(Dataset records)
-*-*-
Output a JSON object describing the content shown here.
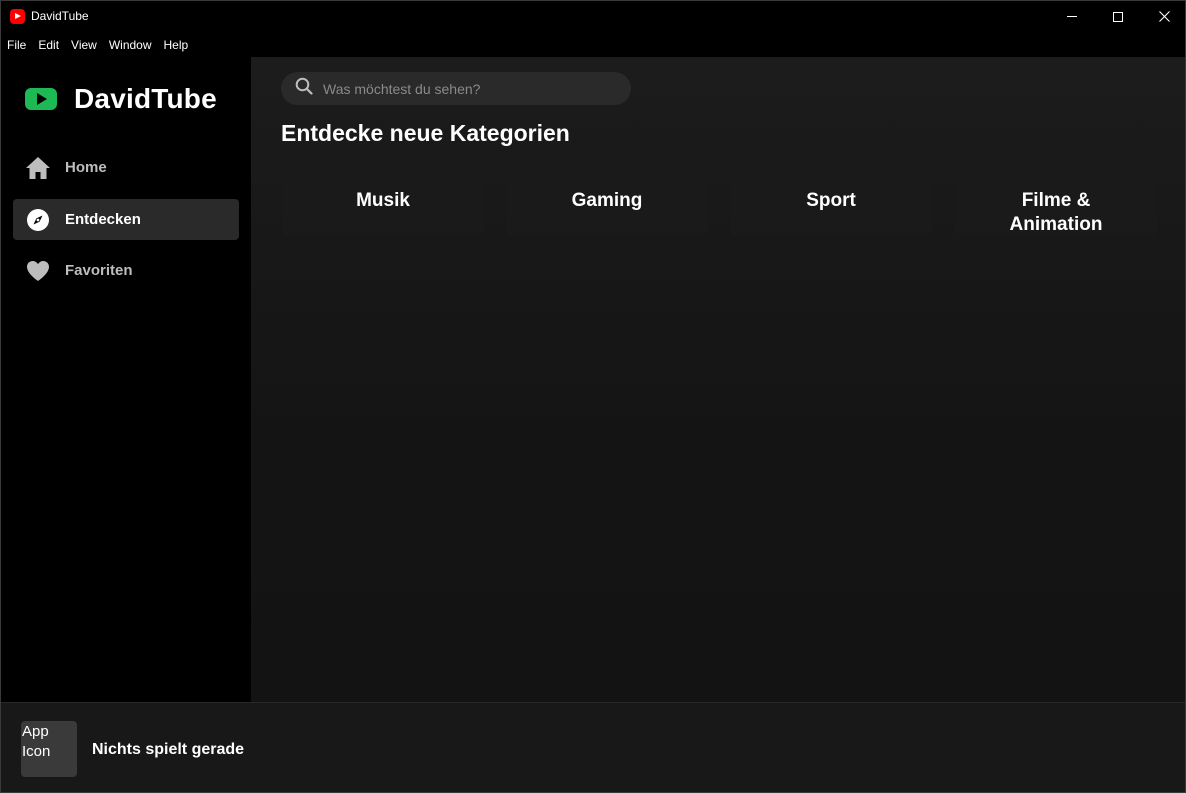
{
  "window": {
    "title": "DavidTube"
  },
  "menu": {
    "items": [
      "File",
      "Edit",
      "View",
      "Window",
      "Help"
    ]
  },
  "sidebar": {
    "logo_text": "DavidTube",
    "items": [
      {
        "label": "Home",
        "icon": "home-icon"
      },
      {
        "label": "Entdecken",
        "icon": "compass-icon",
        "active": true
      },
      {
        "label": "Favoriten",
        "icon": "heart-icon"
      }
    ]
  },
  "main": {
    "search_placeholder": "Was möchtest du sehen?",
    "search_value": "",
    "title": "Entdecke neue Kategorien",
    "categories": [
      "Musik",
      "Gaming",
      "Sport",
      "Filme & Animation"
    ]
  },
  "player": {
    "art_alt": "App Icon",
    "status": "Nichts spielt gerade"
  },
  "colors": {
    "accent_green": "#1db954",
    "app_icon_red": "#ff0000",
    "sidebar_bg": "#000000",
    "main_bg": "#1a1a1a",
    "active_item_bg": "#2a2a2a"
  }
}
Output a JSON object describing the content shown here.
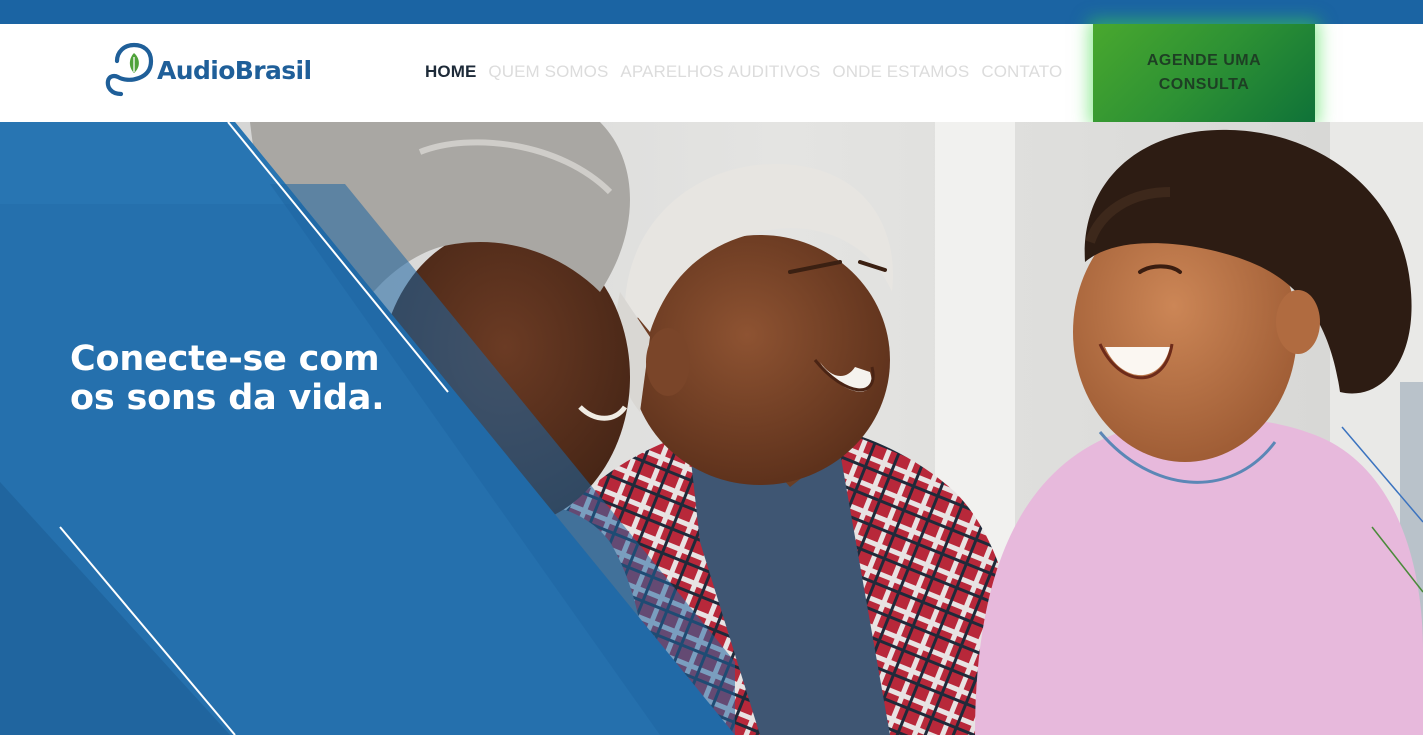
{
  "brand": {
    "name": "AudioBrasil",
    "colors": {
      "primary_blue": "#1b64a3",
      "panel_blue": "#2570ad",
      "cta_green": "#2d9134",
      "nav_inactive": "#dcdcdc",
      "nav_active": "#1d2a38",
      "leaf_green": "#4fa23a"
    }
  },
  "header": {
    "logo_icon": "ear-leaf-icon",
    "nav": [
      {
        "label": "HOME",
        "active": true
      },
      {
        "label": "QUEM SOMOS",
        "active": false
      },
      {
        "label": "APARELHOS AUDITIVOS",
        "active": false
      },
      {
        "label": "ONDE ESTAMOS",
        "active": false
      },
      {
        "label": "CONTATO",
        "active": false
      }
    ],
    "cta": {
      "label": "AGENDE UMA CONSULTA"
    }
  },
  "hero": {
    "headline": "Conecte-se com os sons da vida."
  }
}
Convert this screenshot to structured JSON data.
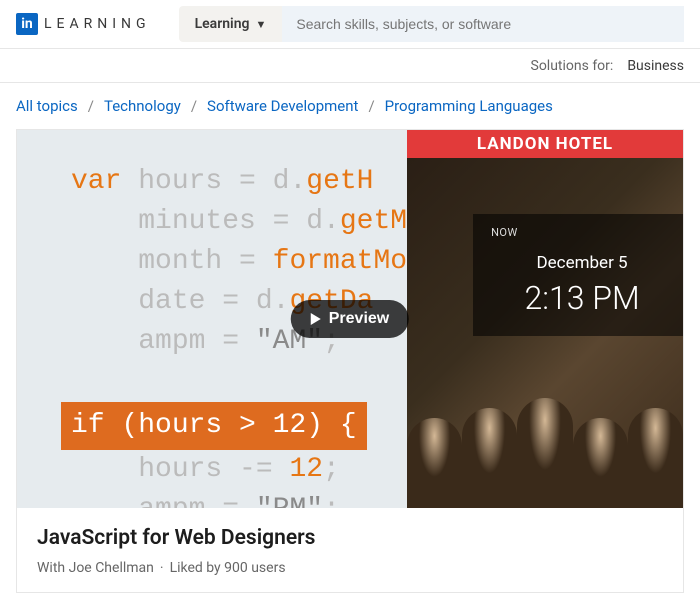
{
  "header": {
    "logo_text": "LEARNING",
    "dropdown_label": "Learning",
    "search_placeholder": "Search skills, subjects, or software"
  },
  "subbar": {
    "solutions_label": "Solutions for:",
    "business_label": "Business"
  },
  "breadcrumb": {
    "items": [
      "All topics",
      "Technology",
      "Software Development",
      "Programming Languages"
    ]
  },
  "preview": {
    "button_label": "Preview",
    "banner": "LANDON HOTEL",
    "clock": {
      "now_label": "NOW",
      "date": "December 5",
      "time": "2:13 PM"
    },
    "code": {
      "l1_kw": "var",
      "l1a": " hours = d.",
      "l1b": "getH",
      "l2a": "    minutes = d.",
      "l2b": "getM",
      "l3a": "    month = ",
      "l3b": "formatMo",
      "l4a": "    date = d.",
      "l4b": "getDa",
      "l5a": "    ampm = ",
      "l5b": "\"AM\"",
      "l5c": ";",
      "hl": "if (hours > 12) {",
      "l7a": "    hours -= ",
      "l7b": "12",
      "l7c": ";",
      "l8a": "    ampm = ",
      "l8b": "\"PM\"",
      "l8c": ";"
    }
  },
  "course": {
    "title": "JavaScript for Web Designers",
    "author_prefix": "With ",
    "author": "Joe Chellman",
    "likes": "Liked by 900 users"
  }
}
-*-*-
Problem details => Reproduce the listing word for word and omit its pictures.

Exercise result =>
Output a JSON object describing the content shown here.
{
  "window": {
    "title": "DavidTube"
  },
  "menu": {
    "items": [
      "File",
      "Edit",
      "View",
      "Window",
      "Help"
    ]
  },
  "sidebar": {
    "logo_text": "DavidTube",
    "items": [
      {
        "label": "Home",
        "icon": "home-icon"
      },
      {
        "label": "Entdecken",
        "icon": "compass-icon",
        "active": true
      },
      {
        "label": "Favoriten",
        "icon": "heart-icon"
      }
    ]
  },
  "main": {
    "search_placeholder": "Was möchtest du sehen?",
    "search_value": "",
    "title": "Entdecke neue Kategorien",
    "categories": [
      "Musik",
      "Gaming",
      "Sport",
      "Filme & Animation"
    ]
  },
  "player": {
    "art_alt": "App Icon",
    "status": "Nichts spielt gerade"
  },
  "colors": {
    "accent_green": "#1db954",
    "app_icon_red": "#ff0000",
    "sidebar_bg": "#000000",
    "main_bg": "#1a1a1a",
    "active_item_bg": "#2a2a2a"
  }
}
Output a JSON object describing the content shown here.
{
  "brand": {
    "name": "AudioBrasil",
    "colors": {
      "primary_blue": "#1b64a3",
      "panel_blue": "#2570ad",
      "cta_green": "#2d9134",
      "nav_inactive": "#dcdcdc",
      "nav_active": "#1d2a38",
      "leaf_green": "#4fa23a"
    }
  },
  "header": {
    "logo_icon": "ear-leaf-icon",
    "nav": [
      {
        "label": "HOME",
        "active": true
      },
      {
        "label": "QUEM SOMOS",
        "active": false
      },
      {
        "label": "APARELHOS AUDITIVOS",
        "active": false
      },
      {
        "label": "ONDE ESTAMOS",
        "active": false
      },
      {
        "label": "CONTATO",
        "active": false
      }
    ],
    "cta": {
      "label": "AGENDE UMA CONSULTA"
    }
  },
  "hero": {
    "headline": "Conecte-se com os sons da vida."
  }
}
Convert this screenshot to structured JSON data.
{
  "header": {
    "logo_text": "LEARNING",
    "dropdown_label": "Learning",
    "search_placeholder": "Search skills, subjects, or software"
  },
  "subbar": {
    "solutions_label": "Solutions for:",
    "business_label": "Business"
  },
  "breadcrumb": {
    "items": [
      "All topics",
      "Technology",
      "Software Development",
      "Programming Languages"
    ]
  },
  "preview": {
    "button_label": "Preview",
    "banner": "LANDON HOTEL",
    "clock": {
      "now_label": "NOW",
      "date": "December 5",
      "time": "2:13 PM"
    },
    "code": {
      "l1_kw": "var",
      "l1a": " hours = d.",
      "l1b": "getH",
      "l2a": "    minutes = d.",
      "l2b": "getM",
      "l3a": "    month = ",
      "l3b": "formatMo",
      "l4a": "    date = d.",
      "l4b": "getDa",
      "l5a": "    ampm = ",
      "l5b": "\"AM\"",
      "l5c": ";",
      "hl": "if (hours > 12) {",
      "l7a": "    hours -= ",
      "l7b": "12",
      "l7c": ";",
      "l8a": "    ampm = ",
      "l8b": "\"PM\"",
      "l8c": ";"
    }
  },
  "course": {
    "title": "JavaScript for Web Designers",
    "author_prefix": "With ",
    "author": "Joe Chellman",
    "likes": "Liked by 900 users"
  }
}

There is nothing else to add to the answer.